■ PROBLEM
In the entries below, rewrite the part that opens with the line containing "navigator-filter-field[interactable] xyxy=(49,1499,457,1535)" and closes with the line containing "tree-item[interactable]: FirstMobileApp xyxy=(17,168,448,205)", switching "interactable" to "clickable" and keeping everything else the same.

Element location data
+ + +

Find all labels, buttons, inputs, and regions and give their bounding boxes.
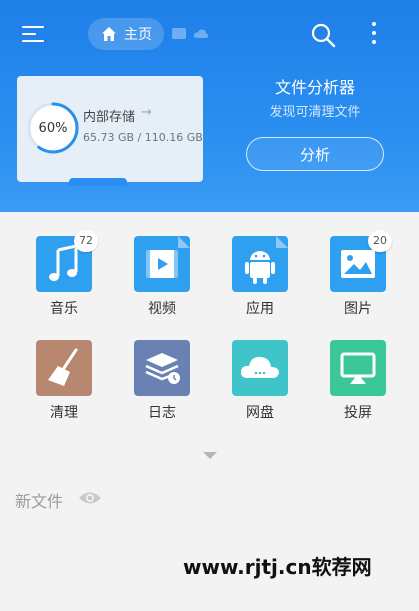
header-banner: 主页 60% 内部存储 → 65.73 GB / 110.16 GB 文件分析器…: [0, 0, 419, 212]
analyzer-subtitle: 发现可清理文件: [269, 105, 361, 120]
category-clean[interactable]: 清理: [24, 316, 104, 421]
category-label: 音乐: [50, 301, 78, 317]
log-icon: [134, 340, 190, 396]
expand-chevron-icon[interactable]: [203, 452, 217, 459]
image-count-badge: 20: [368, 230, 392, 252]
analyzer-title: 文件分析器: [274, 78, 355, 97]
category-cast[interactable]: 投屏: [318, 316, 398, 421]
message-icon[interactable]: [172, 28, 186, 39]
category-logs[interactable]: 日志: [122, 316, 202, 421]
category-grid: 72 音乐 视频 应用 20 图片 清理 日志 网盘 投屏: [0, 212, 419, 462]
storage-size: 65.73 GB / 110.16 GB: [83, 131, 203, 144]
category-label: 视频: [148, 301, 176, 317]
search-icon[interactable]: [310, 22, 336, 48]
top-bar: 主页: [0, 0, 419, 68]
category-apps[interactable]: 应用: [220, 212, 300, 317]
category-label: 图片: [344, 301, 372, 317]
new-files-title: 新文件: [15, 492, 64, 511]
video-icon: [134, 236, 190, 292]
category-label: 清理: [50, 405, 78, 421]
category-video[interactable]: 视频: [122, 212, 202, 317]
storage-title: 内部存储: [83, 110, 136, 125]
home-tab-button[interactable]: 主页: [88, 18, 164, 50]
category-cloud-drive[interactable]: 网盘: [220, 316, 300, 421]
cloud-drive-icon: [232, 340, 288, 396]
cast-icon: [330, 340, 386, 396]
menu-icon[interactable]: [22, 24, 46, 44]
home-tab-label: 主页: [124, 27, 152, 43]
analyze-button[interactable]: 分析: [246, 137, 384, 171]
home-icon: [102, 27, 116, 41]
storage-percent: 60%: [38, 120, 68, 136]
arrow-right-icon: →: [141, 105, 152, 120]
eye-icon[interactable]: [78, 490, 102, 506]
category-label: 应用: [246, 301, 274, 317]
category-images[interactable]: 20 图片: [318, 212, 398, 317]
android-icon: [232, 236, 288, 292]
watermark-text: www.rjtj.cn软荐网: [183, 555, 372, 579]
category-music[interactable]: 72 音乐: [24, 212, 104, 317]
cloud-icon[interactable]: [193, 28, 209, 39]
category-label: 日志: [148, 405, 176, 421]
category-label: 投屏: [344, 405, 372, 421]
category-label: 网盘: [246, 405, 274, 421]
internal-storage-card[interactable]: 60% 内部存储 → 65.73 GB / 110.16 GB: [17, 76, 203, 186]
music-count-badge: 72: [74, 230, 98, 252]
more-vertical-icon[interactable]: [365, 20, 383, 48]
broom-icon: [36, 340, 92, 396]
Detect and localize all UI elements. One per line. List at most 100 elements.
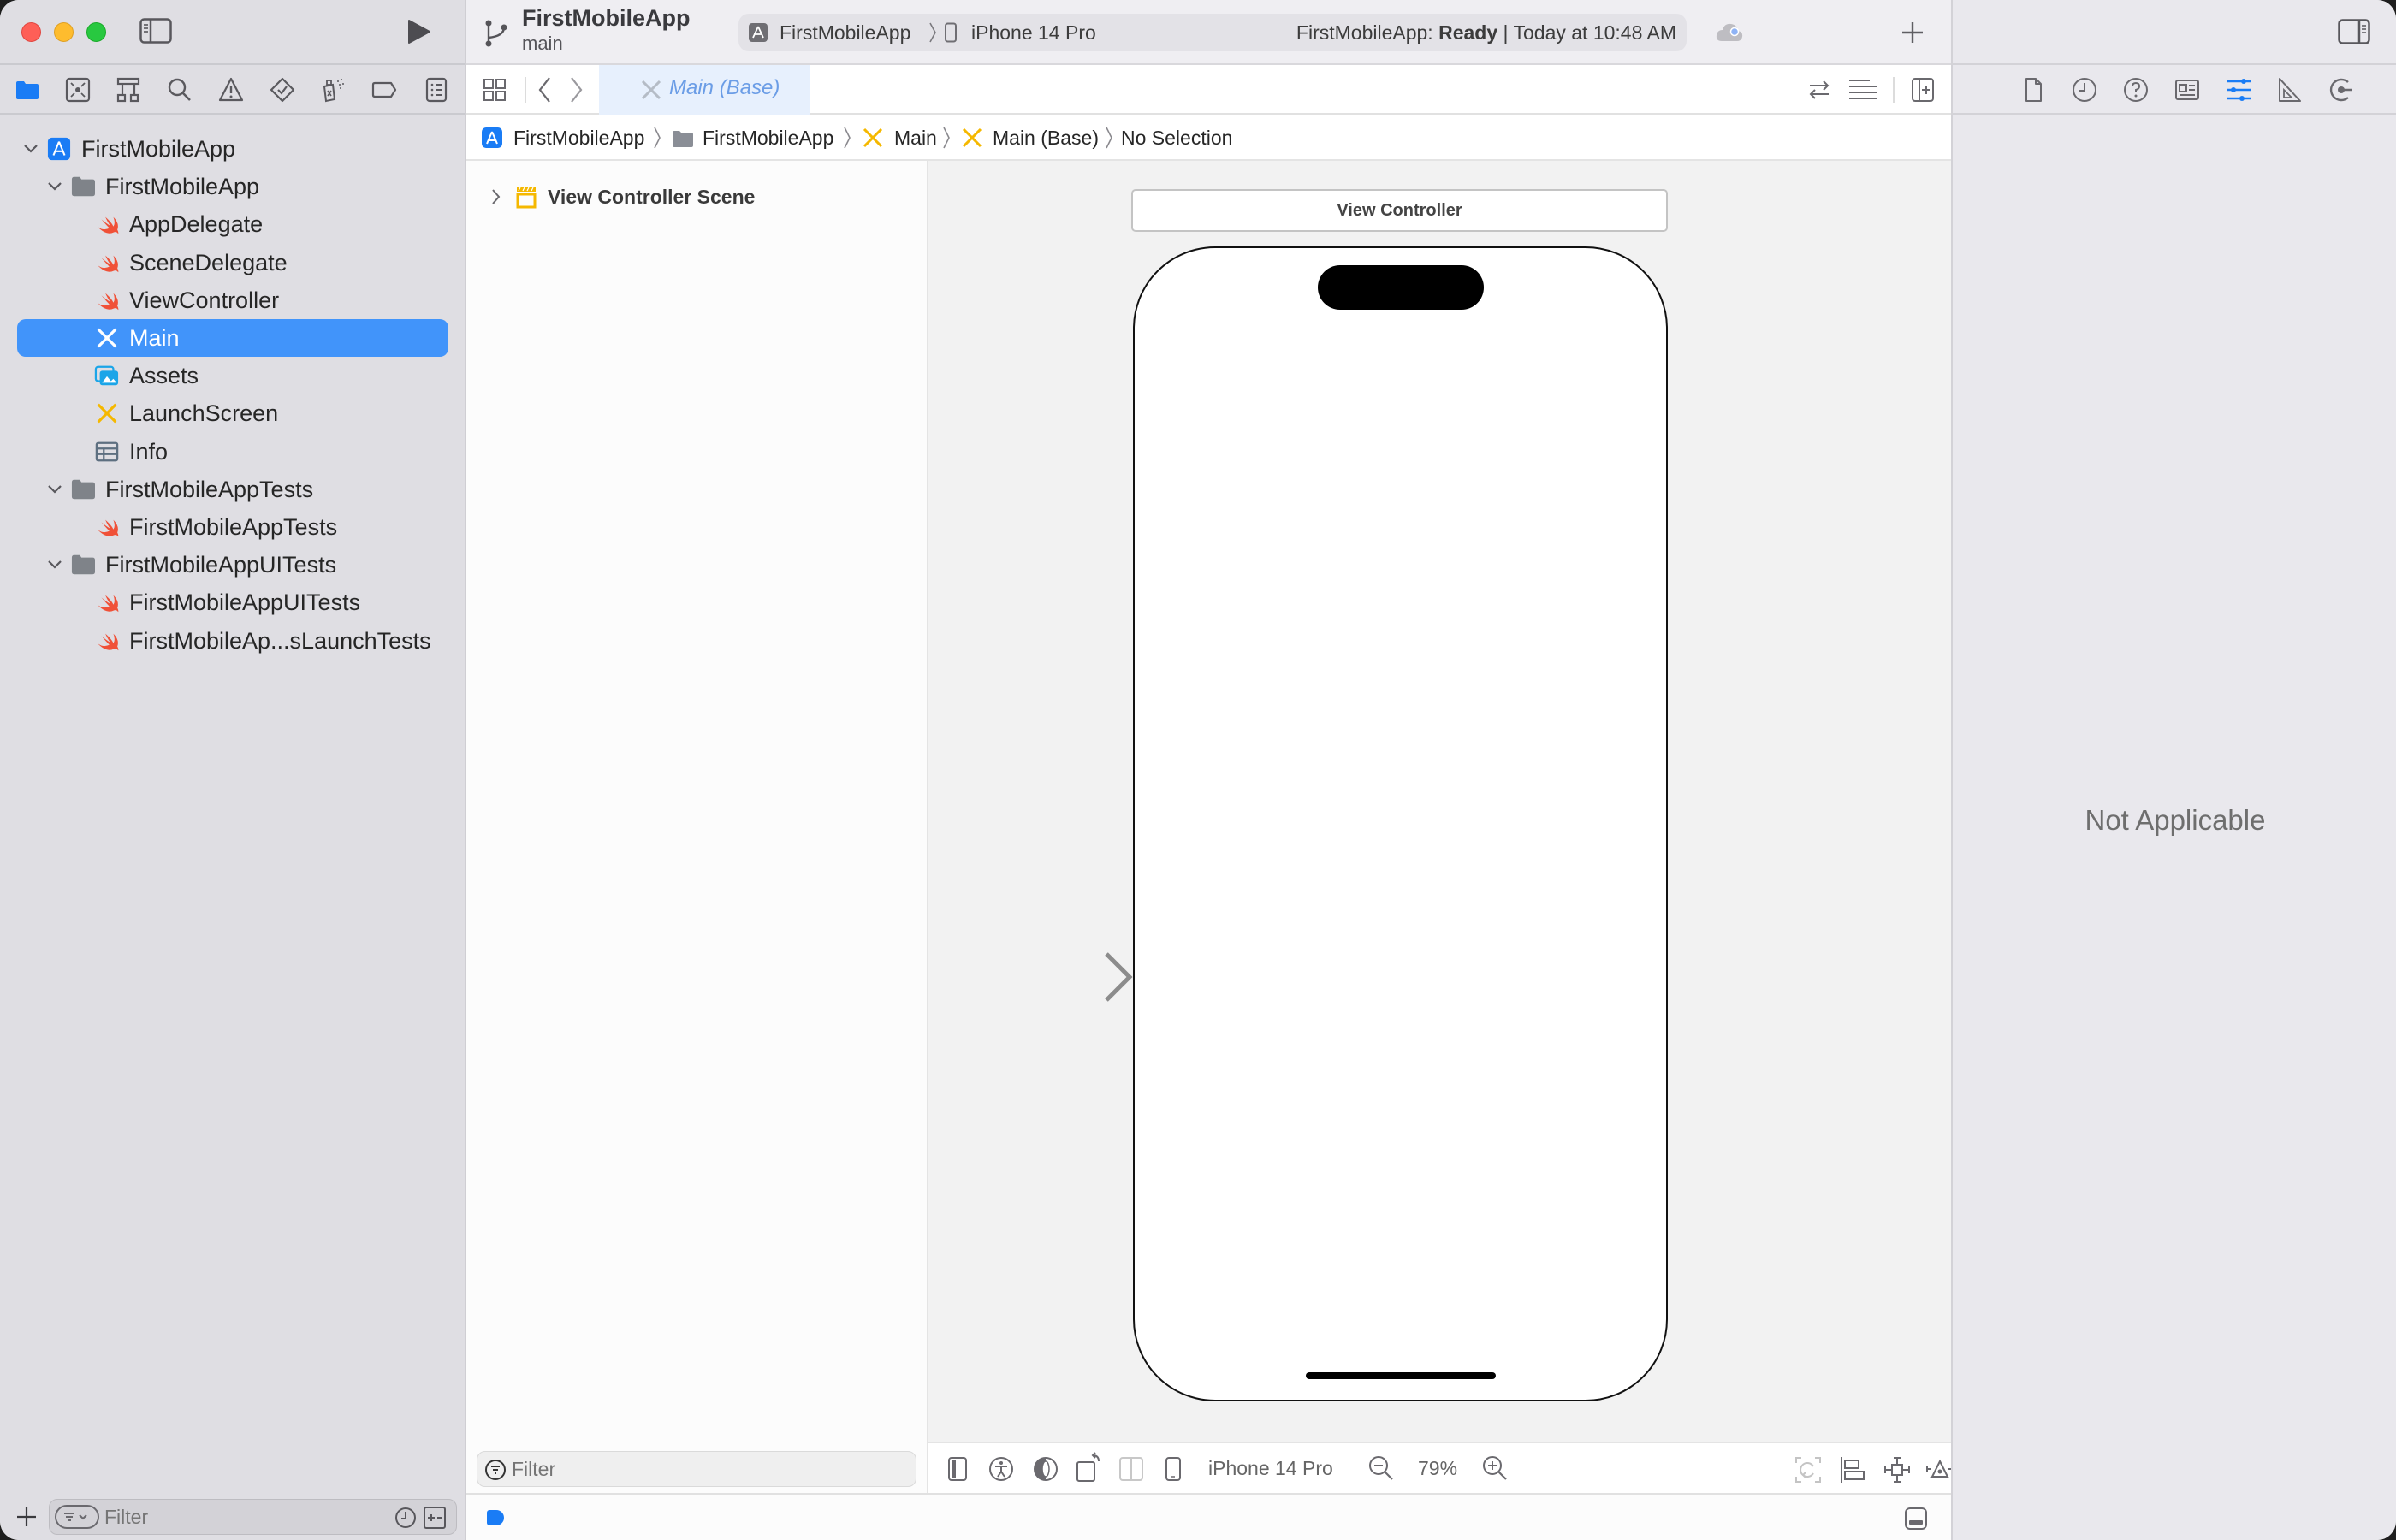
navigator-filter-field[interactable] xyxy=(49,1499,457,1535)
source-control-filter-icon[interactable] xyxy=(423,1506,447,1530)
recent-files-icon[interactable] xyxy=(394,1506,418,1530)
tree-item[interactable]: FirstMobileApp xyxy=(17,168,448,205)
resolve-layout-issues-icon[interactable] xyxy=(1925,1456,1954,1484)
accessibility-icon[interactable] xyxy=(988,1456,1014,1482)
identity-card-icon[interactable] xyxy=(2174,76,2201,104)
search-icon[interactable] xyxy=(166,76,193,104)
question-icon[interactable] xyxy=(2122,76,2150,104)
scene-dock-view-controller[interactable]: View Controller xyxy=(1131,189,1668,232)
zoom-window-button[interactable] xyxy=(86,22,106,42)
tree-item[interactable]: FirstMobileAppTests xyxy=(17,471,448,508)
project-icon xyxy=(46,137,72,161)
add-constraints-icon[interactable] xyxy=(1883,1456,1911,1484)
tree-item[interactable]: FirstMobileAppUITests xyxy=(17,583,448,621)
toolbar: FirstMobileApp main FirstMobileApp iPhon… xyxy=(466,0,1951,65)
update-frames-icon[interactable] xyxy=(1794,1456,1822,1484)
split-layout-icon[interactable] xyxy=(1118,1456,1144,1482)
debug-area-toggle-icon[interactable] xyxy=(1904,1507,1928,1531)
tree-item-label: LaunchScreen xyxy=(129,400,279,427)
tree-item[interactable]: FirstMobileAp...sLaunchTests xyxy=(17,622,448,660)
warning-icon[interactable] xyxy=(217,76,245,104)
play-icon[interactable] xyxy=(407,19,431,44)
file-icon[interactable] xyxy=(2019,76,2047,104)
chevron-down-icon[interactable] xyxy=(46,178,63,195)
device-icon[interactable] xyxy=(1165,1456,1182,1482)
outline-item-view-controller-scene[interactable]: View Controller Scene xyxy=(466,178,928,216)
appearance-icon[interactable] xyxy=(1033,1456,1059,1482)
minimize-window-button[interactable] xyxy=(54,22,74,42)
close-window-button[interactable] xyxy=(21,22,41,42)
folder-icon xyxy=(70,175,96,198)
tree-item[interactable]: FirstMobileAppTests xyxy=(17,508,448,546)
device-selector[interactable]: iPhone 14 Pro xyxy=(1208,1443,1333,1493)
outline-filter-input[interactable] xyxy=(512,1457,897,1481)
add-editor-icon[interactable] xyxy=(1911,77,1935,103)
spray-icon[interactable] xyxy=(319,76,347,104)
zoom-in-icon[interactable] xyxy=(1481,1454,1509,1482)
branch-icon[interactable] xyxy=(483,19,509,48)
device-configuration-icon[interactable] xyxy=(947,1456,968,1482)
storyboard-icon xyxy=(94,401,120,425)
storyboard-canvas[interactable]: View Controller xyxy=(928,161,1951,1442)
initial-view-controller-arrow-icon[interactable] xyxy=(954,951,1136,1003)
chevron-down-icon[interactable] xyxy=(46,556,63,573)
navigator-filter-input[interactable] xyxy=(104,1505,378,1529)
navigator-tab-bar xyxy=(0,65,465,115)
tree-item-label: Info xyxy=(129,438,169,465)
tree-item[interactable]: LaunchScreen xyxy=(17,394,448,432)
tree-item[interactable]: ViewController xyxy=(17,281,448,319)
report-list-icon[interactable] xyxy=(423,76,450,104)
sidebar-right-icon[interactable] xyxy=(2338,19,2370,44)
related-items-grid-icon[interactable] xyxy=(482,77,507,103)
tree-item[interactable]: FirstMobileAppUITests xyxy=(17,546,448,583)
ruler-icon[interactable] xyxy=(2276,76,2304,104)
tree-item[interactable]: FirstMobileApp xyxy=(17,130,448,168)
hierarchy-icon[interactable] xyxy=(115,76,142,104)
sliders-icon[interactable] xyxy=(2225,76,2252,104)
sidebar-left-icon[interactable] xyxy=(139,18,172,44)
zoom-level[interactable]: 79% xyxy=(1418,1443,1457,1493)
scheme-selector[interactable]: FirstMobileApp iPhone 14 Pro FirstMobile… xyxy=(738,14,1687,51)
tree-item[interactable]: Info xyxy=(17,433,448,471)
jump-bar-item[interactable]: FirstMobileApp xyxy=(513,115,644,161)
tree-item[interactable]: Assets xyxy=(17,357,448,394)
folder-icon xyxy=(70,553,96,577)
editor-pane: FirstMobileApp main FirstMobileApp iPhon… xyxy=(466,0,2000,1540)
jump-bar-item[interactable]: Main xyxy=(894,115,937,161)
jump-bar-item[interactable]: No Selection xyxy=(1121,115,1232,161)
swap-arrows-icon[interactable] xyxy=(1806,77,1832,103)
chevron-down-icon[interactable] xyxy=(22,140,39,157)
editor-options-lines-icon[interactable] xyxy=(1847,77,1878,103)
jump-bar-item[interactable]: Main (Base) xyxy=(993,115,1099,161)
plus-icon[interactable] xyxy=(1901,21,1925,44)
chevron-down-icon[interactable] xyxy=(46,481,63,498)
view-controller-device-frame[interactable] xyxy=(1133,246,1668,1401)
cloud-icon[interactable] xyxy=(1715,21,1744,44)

+ + +

■ ANSWER TO THE PROBLEM
navigator-filter-field[clickable] xyxy=(49,1499,457,1535)
source-control-filter-icon[clickable] xyxy=(423,1506,447,1530)
recent-files-icon[clickable] xyxy=(394,1506,418,1530)
tree-item[clickable]: FirstMobileApp xyxy=(17,168,448,205)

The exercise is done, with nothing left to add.